* _Task directions_: Retype the complete listing exactly as it appears.

* _Saved data entries_:
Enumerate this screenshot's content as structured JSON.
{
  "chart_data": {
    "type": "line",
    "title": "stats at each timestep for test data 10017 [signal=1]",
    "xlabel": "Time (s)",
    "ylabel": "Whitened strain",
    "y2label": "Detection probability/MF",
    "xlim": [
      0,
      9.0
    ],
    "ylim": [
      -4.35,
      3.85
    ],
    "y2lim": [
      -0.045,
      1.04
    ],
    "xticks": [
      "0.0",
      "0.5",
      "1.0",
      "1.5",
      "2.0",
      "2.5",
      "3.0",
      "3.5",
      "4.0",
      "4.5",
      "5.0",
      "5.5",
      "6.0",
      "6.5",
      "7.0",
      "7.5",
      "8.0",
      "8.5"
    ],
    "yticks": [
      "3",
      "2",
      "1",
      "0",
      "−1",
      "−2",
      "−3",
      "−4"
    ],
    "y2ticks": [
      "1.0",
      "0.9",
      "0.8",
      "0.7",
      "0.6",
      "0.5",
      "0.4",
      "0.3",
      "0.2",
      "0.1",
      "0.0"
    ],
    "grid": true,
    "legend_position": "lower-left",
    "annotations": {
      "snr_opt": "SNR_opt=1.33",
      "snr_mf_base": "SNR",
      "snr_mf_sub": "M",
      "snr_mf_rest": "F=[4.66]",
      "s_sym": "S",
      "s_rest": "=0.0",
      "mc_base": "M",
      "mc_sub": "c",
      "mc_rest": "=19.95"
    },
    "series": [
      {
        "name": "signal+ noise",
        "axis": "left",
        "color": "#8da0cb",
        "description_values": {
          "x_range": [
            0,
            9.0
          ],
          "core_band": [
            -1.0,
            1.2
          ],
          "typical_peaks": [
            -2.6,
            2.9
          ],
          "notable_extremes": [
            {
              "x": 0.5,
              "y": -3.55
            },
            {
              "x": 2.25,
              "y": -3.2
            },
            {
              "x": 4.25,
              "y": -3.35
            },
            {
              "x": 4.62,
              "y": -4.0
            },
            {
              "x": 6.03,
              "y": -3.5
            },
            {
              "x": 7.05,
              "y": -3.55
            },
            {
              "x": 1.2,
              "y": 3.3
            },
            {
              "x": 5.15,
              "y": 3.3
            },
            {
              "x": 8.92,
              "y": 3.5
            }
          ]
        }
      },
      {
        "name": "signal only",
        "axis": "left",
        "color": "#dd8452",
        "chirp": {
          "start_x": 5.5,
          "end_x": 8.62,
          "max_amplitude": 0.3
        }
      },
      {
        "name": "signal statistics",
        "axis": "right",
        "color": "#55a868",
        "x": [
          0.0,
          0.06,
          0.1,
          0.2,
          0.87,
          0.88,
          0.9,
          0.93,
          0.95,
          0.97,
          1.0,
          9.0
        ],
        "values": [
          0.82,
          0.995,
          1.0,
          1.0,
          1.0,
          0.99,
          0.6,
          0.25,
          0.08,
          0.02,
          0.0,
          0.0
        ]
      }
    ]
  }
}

* _Written response_:
Enumerate this screenshot's content as structured JSON.
{
  "chart_data": {
    "type": "line",
    "title": "stats at each timestep for test data 10017 [signal=1]",
    "xlabel": "Time (s)",
    "ylabel": "Whitened strain",
    "y2label": "Detection probability/MF",
    "xlim": [
      0,
      9.0
    ],
    "ylim": [
      -4.35,
      3.85
    ],
    "y2lim": [
      -0.045,
      1.04
    ],
    "xticks": [
      "0.0",
      "0.5",
      "1.0",
      "1.5",
      "2.0",
      "2.5",
      "3.0",
      "3.5",
      "4.0",
      "4.5",
      "5.0",
      "5.5",
      "6.0",
      "6.5",
      "7.0",
      "7.5",
      "8.0",
      "8.5"
    ],
    "yticks": [
      "3",
      "2",
      "1",
      "0",
      "−1",
      "−2",
      "−3",
      "−4"
    ],
    "y2ticks": [
      "1.0",
      "0.9",
      "0.8",
      "0.7",
      "0.6",
      "0.5",
      "0.4",
      "0.3",
      "0.2",
      "0.1",
      "0.0"
    ],
    "grid": true,
    "legend_position": "lower-left",
    "annotations": {
      "snr_opt": "SNR_opt=1.33",
      "snr_mf_base": "SNR",
      "snr_mf_sub": "M",
      "snr_mf_rest": "F=[4.66]",
      "s_sym": "S",
      "s_rest": "=0.0",
      "mc_base": "M",
      "mc_sub": "c",
      "mc_rest": "=19.95"
    },
    "series": [
      {
        "name": "signal+ noise",
        "axis": "left",
        "color": "#8da0cb",
        "description_values": {
          "x_range": [
            0,
            9.0
          ],
          "core_band": [
            -1.0,
            1.2
          ],
          "typical_peaks": [
            -2.6,
            2.9
          ],
          "notable_extremes": [
            {
              "x": 0.5,
              "y": -3.55
            },
            {
              "x": 2.25,
              "y": -3.2
            },
            {
              "x": 4.25,
              "y": -3.35
            },
            {
              "x": 4.62,
              "y": -4.0
            },
            {
              "x": 6.03,
              "y": -3.5
            },
            {
              "x": 7.05,
              "y": -3.55
            },
            {
              "x": 1.2,
              "y": 3.3
            },
            {
              "x": 5.15,
              "y": 3.3
            },
            {
              "x": 8.92,
              "y": 3.5
            }
          ]
        }
      },
      {
        "name": "signal only",
        "axis": "left",
        "color": "#dd8452",
        "chirp": {
          "start_x": 5.5,
          "end_x": 8.62,
          "max_amplitude": 0.3
        }
      },
      {
        "name": "signal statistics",
        "axis": "right",
        "color": "#55a868",
        "x": [
          0.0,
          0.06,
          0.1,
          0.2,
          0.87,
          0.88,
          0.9,
          0.93,
          0.95,
          0.97,
          1.0,
          9.0
        ],
        "values": [
          0.82,
          0.995,
          1.0,
          1.0,
          1.0,
          0.99,
          0.6,
          0.25,
          0.08,
          0.02,
          0.0,
          0.0
        ]
      }
    ]
  }
}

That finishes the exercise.